▶ [Task directions]
In the records, reproduce word for word every line from the one containing "ankle-roller-pad-lower (302, 607, 463, 655)" through the one containing "spec-line-seat-cont1: винилискожа 18", including both of those lines.

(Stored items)
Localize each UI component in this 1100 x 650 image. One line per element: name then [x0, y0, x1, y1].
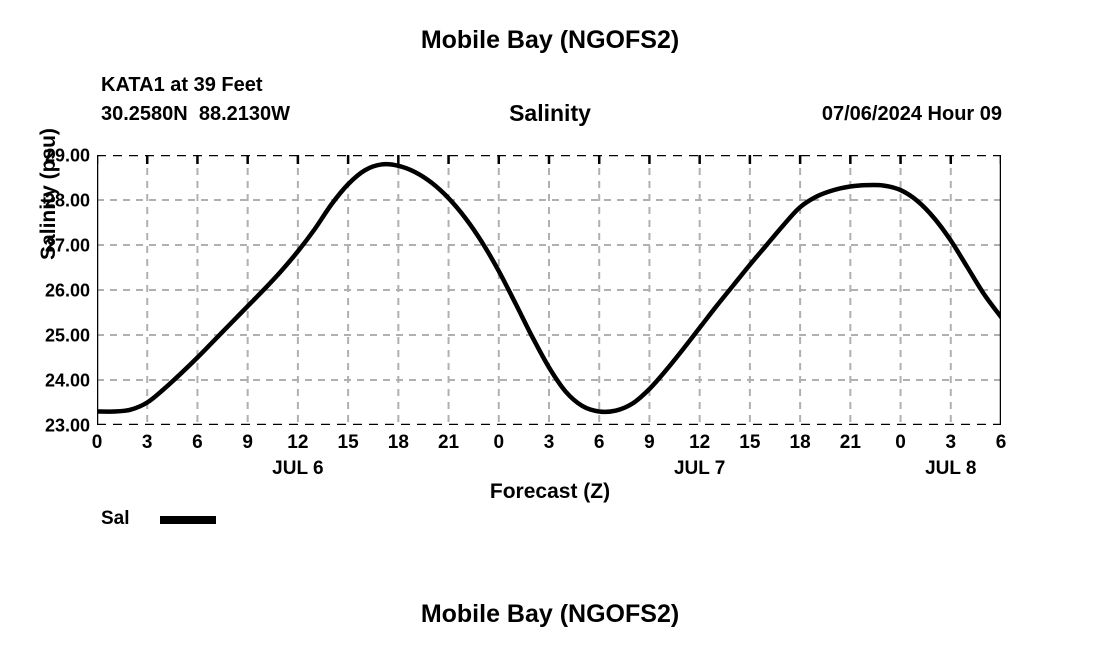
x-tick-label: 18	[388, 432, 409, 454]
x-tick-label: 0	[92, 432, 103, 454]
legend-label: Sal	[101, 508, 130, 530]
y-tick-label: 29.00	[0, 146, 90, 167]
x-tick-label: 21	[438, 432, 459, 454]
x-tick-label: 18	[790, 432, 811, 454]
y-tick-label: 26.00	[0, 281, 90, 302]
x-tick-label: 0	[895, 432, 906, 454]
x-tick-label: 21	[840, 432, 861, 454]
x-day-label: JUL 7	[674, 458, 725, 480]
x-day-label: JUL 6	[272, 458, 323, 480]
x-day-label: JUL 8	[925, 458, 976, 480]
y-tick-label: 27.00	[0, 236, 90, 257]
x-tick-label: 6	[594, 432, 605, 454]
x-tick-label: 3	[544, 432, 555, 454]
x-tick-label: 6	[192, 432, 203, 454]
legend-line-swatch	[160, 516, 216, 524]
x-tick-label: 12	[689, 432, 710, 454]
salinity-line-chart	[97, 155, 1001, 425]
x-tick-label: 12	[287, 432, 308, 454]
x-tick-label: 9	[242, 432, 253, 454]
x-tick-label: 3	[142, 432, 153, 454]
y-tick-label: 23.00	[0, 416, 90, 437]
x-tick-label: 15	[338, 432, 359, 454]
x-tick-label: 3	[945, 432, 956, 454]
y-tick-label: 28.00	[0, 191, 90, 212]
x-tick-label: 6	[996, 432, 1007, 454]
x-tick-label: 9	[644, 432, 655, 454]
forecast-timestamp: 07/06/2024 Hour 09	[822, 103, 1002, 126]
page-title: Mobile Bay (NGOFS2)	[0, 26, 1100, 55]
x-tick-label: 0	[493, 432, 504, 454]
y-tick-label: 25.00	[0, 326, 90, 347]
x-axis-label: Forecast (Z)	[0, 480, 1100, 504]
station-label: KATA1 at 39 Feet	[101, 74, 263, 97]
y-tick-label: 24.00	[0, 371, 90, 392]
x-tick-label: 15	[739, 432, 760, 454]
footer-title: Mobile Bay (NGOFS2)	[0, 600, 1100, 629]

---

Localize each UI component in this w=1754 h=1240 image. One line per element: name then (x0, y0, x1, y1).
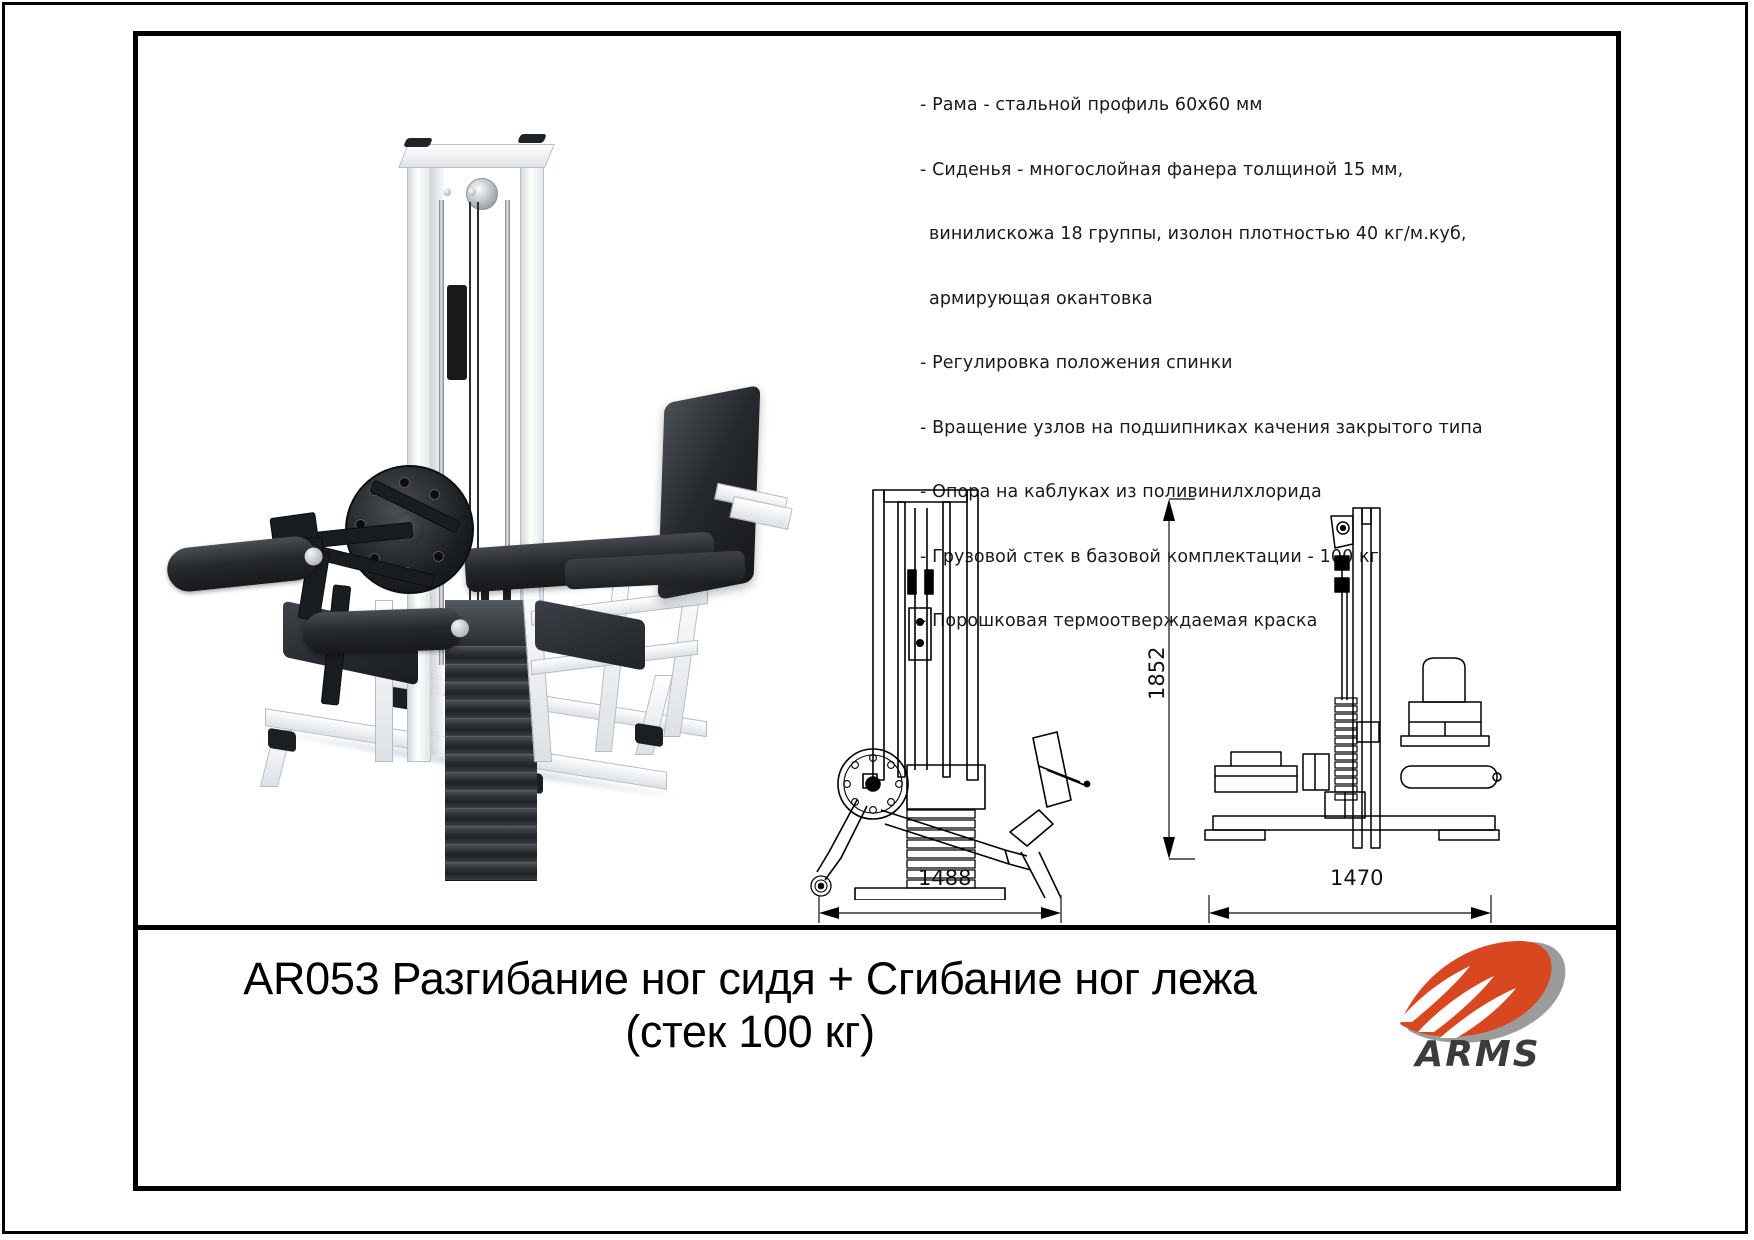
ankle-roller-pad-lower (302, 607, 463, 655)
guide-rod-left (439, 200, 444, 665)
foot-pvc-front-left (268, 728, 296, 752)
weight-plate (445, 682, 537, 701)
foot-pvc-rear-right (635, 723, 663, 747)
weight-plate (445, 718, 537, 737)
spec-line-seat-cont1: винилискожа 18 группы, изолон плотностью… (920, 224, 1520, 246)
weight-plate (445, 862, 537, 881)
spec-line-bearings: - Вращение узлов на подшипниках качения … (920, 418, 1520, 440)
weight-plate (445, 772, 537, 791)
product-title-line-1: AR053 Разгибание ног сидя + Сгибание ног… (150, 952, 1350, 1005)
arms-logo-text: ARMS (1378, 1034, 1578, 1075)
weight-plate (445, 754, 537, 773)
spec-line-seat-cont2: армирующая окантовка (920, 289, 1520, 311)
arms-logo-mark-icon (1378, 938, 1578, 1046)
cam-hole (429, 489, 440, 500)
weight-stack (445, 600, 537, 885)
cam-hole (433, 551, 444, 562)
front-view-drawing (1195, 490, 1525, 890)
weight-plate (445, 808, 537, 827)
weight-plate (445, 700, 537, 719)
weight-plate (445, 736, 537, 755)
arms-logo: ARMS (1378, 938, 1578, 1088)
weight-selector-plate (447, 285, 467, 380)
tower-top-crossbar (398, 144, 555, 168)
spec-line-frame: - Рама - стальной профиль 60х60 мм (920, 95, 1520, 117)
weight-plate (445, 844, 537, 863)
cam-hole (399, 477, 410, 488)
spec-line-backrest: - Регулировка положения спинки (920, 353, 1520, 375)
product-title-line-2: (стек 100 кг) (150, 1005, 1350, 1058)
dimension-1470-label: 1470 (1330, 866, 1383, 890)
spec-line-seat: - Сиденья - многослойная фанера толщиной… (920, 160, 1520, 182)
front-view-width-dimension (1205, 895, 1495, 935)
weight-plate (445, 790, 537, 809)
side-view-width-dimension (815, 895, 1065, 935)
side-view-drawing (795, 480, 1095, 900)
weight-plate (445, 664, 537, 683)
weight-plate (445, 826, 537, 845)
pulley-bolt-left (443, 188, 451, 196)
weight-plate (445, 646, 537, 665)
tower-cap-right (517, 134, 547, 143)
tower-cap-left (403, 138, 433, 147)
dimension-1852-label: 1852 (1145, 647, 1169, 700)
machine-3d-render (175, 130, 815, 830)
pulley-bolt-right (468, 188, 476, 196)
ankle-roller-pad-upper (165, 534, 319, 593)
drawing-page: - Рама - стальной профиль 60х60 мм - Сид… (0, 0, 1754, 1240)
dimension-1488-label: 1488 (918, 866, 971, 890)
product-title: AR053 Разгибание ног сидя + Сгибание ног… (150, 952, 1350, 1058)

▶ [The answer]
ankle-roller-pad-lower (302, 607, 463, 655)
guide-rod-left (439, 200, 444, 665)
foot-pvc-front-left (268, 728, 296, 752)
weight-plate (445, 682, 537, 701)
foot-pvc-rear-right (635, 723, 663, 747)
weight-plate (445, 718, 537, 737)
spec-line-seat-cont1: винилискожа 18 группы, изолон плотностью… (920, 224, 1520, 246)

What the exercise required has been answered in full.